INSTRUCTION
In the listing below, find every line with the string "JSON" and pull it out.

SUPPLIED DATA
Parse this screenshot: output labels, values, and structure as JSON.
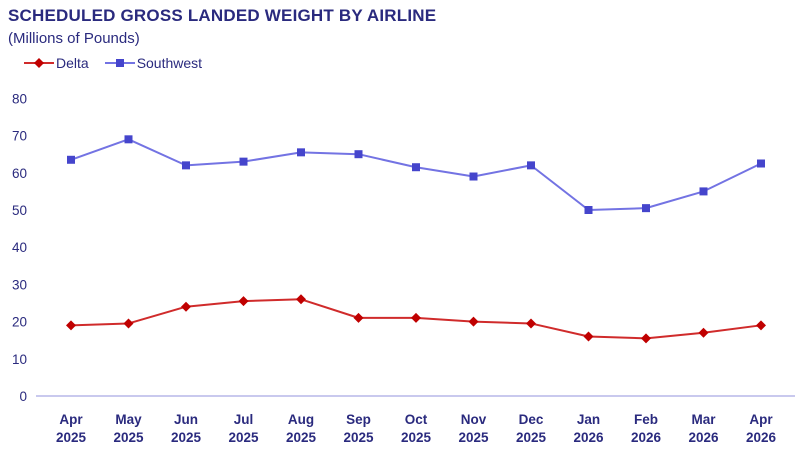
{
  "header": {
    "title": "SCHEDULED GROSS LANDED WEIGHT BY AIRLINE",
    "subtitle": "(Millions of Pounds)"
  },
  "colors": {
    "text_navy": "#2A2A7E",
    "axis_line": "#C9C9EE",
    "delta_line": "#D02B2B",
    "delta_marker": "#C00000",
    "southwest_line": "#7373E3",
    "southwest_marker": "#4545CC"
  },
  "chart_data": {
    "type": "line",
    "title": "SCHEDULED GROSS LANDED WEIGHT BY AIRLINE",
    "subtitle": "(Millions of Pounds)",
    "categories": [
      "Apr 2025",
      "May 2025",
      "Jun 2025",
      "Jul 2025",
      "Aug 2025",
      "Sep 2025",
      "Oct 2025",
      "Nov 2025",
      "Dec 2025",
      "Jan 2026",
      "Feb 2026",
      "Mar 2026",
      "Apr 2026"
    ],
    "series": [
      {
        "name": "Delta",
        "marker": "diamond",
        "line_color": "#D02B2B",
        "marker_color": "#C00000",
        "values": [
          19,
          19.5,
          24,
          25.5,
          26,
          21,
          21,
          20,
          19.5,
          16,
          15.5,
          17,
          19
        ]
      },
      {
        "name": "Southwest",
        "marker": "square",
        "line_color": "#7373E3",
        "marker_color": "#4545CC",
        "values": [
          63.5,
          69,
          62,
          63,
          65.5,
          65,
          61.5,
          59,
          62,
          50,
          50.5,
          55,
          62.5
        ]
      }
    ],
    "ylim": [
      0,
      80
    ],
    "yticks": [
      0,
      10,
      20,
      30,
      40,
      50,
      60,
      70,
      80
    ],
    "xlabel": "",
    "ylabel": "",
    "grid": false,
    "legend_position": "top-left"
  }
}
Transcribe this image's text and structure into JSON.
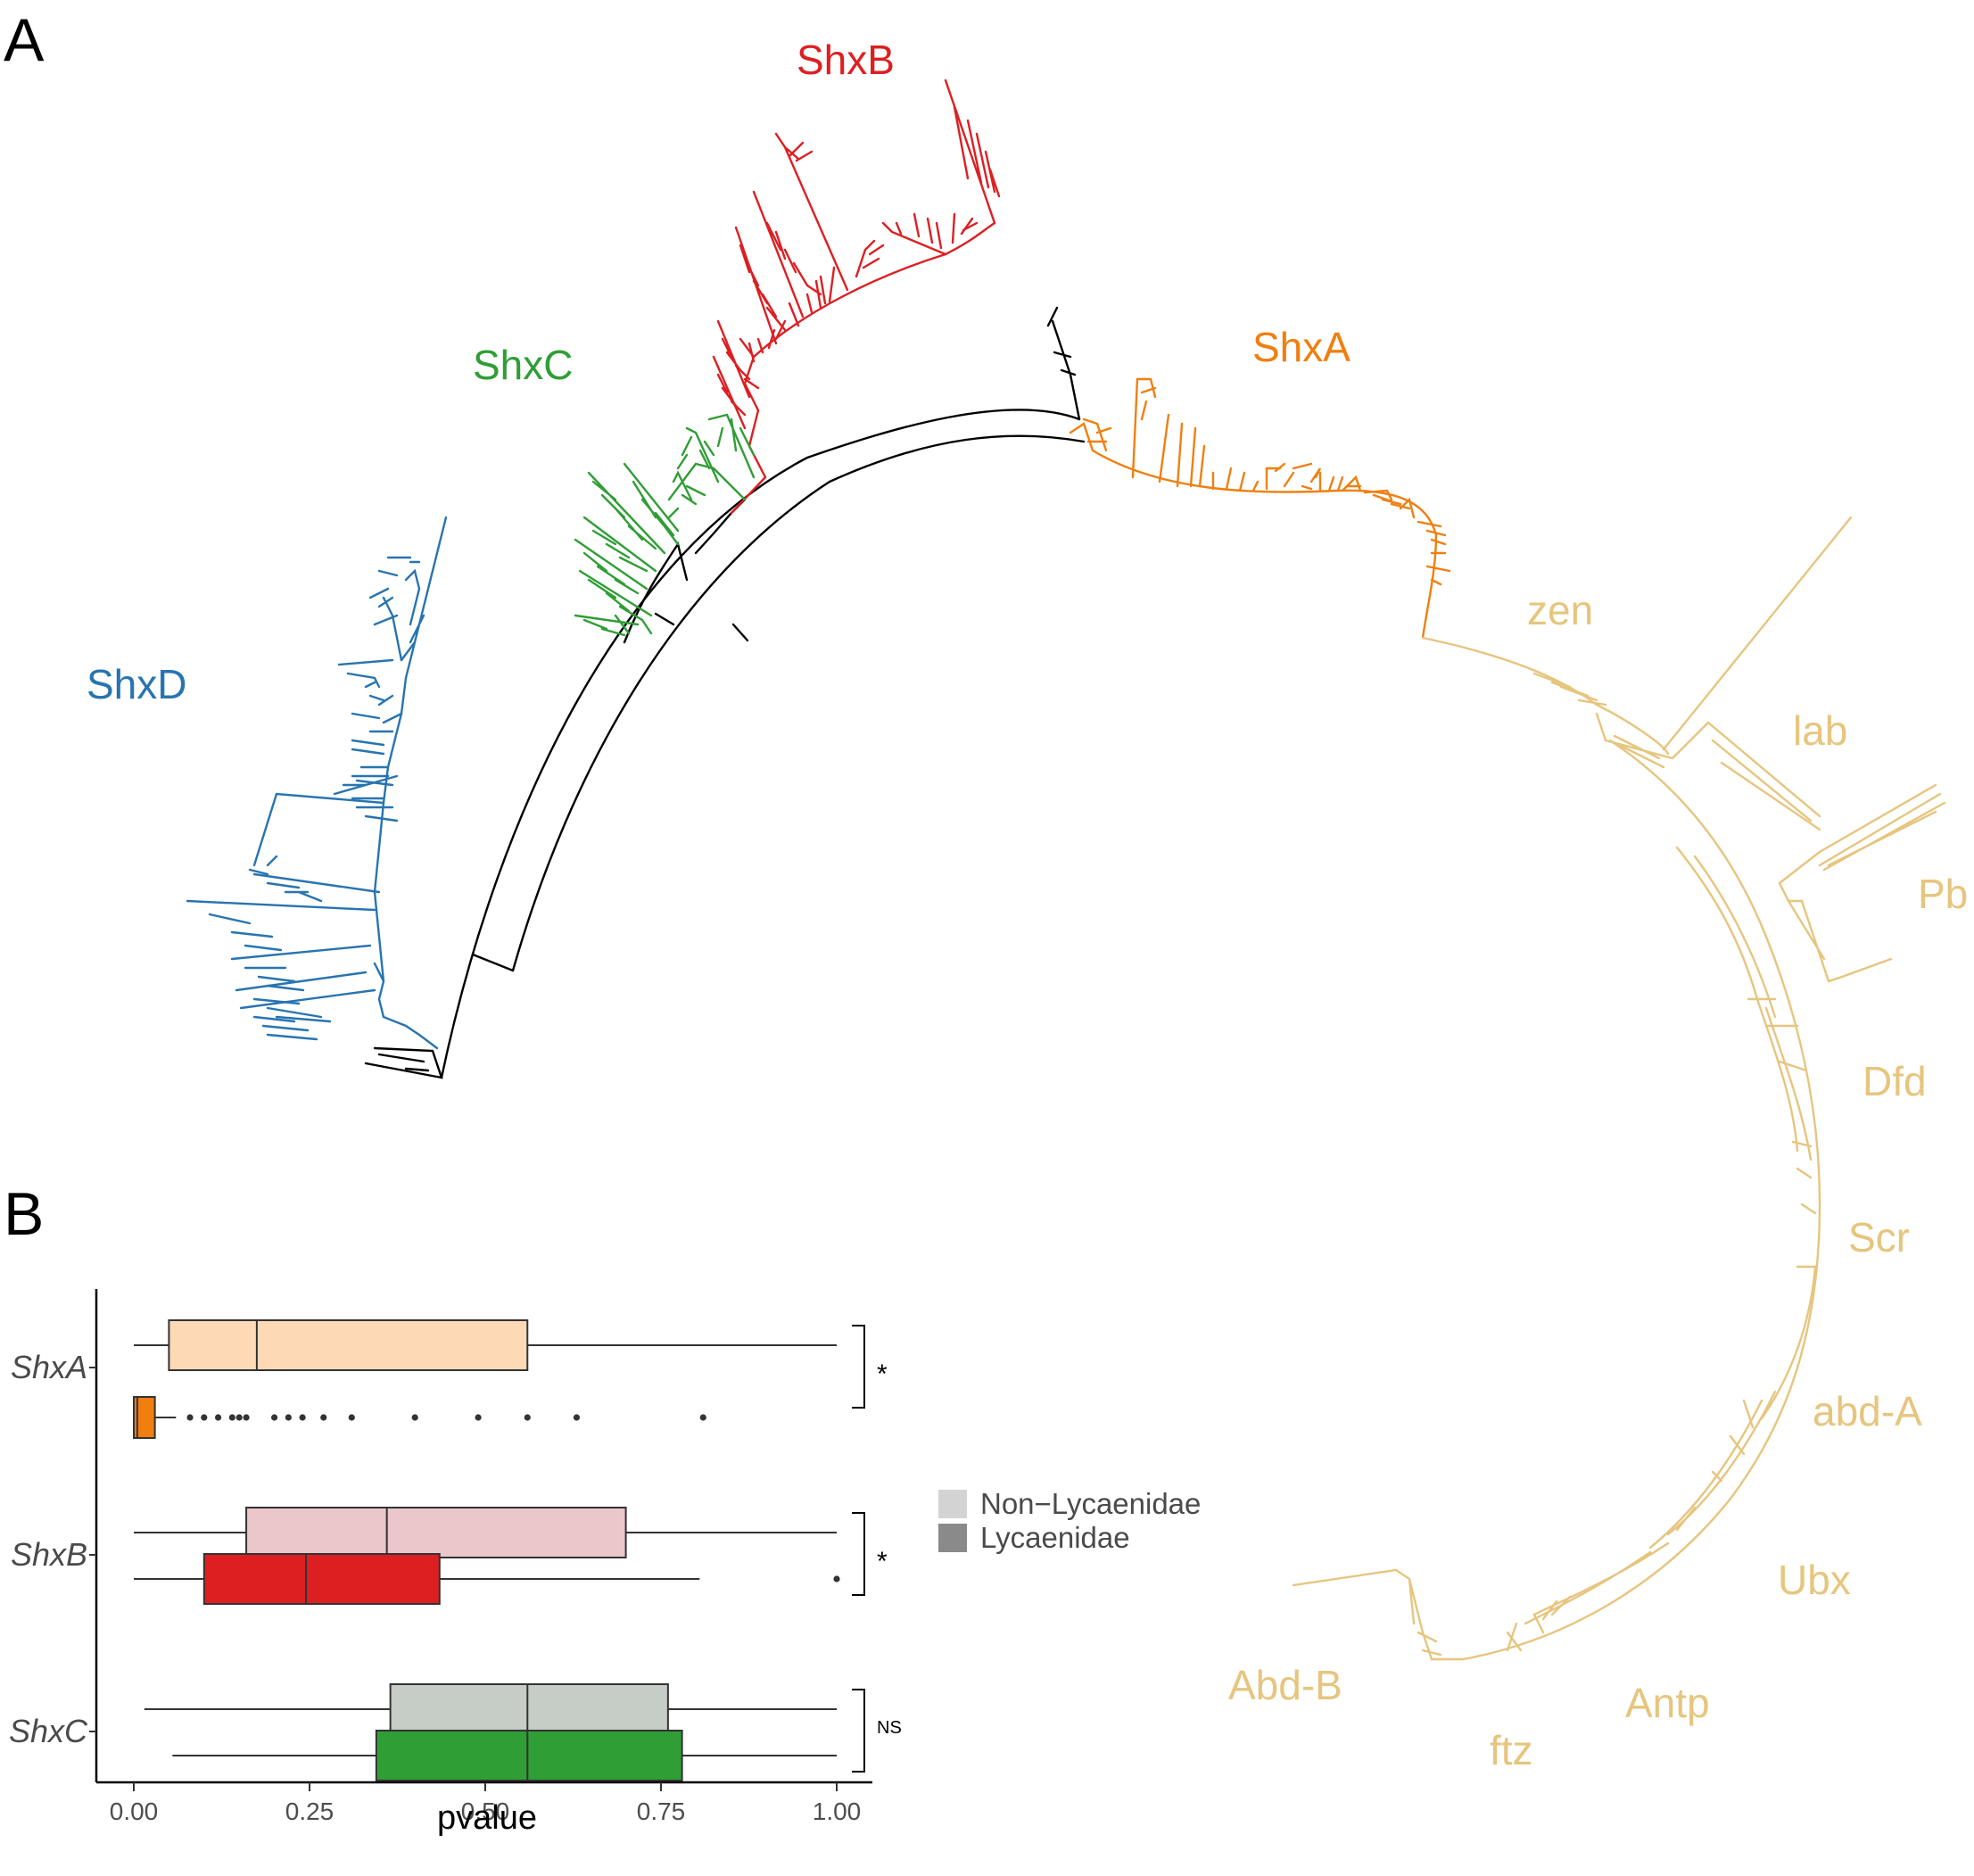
{
  "panels": {
    "a": {
      "letter": "A"
    },
    "b": {
      "letter": "B"
    }
  },
  "tree": {
    "colors": {
      "ShxA": "#f07f0f",
      "ShxB": "#dd1f22",
      "ShxC": "#2f9e35",
      "ShxD": "#2874b0",
      "hox": "#e6c57e",
      "backbone": "#000000"
    },
    "clade_labels": [
      {
        "key": "ShxB",
        "text": "ShxB"
      },
      {
        "key": "ShxC",
        "text": "ShxC"
      },
      {
        "key": "ShxA",
        "text": "ShxA"
      },
      {
        "key": "ShxD",
        "text": "ShxD"
      }
    ],
    "hox_labels": [
      "zen",
      "lab",
      "Pb",
      "Dfd",
      "Scr",
      "abd-A",
      "Ubx",
      "Antp",
      "ftz",
      "Abd-B"
    ]
  },
  "chart_data": {
    "type": "boxplot",
    "orientation": "horizontal",
    "xlabel": "pvalue",
    "ylabel": "",
    "xlim": [
      0,
      1
    ],
    "xticks": [
      0,
      0.25,
      0.5,
      0.75,
      1
    ],
    "xtick_labels": [
      "0.00",
      "0.25",
      "0.50",
      "0.75",
      "1.00"
    ],
    "grid": false,
    "legend": {
      "position": "right",
      "entries": [
        {
          "label": "Non−Lycaenidae",
          "color": "#d3d3d3"
        },
        {
          "label": "Lycaenidae",
          "color": "#8a8a8a"
        }
      ]
    },
    "groups": [
      {
        "gene": "ShxA",
        "significance": "*",
        "boxes": [
          {
            "series": "Non−Lycaenidae",
            "color": "#fdd9b6",
            "whisker_low": 0.0,
            "q1": 0.05,
            "median": 0.175,
            "q3": 0.56,
            "whisker_high": 1.0,
            "outliers": []
          },
          {
            "series": "Lycaenidae",
            "color": "#f07f0f",
            "whisker_low": 0.0,
            "q1": 0.0,
            "median": 0.005,
            "q3": 0.03,
            "whisker_high": 0.06,
            "outliers": [
              0.08,
              0.1,
              0.12,
              0.14,
              0.15,
              0.16,
              0.2,
              0.22,
              0.24,
              0.27,
              0.31,
              0.4,
              0.49,
              0.56,
              0.63,
              0.81
            ]
          }
        ]
      },
      {
        "gene": "ShxB",
        "significance": "*",
        "boxes": [
          {
            "series": "Non−Lycaenidae",
            "color": "#ebc6cb",
            "whisker_low": 0.0,
            "q1": 0.16,
            "median": 0.36,
            "q3": 0.7,
            "whisker_high": 1.0,
            "outliers": []
          },
          {
            "series": "Lycaenidae",
            "color": "#dd1f22",
            "whisker_low": 0.0,
            "q1": 0.1,
            "median": 0.245,
            "q3": 0.435,
            "whisker_high": 0.805,
            "outliers": [
              1.0
            ]
          }
        ]
      },
      {
        "gene": "ShxC",
        "significance": "NS",
        "boxes": [
          {
            "series": "Non−Lycaenidae",
            "color": "#c6ccc6",
            "whisker_low": 0.015,
            "q1": 0.365,
            "median": 0.56,
            "q3": 0.76,
            "whisker_high": 1.0,
            "outliers": []
          },
          {
            "series": "Lycaenidae",
            "color": "#2f9e35",
            "whisker_low": 0.055,
            "q1": 0.345,
            "median": 0.56,
            "q3": 0.78,
            "whisker_high": 1.0,
            "outliers": []
          }
        ]
      }
    ]
  }
}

RESPONSE BELOW
Parse this screenshot: output labels, values, and structure as JSON.
Transcribe this image's text and structure into JSON.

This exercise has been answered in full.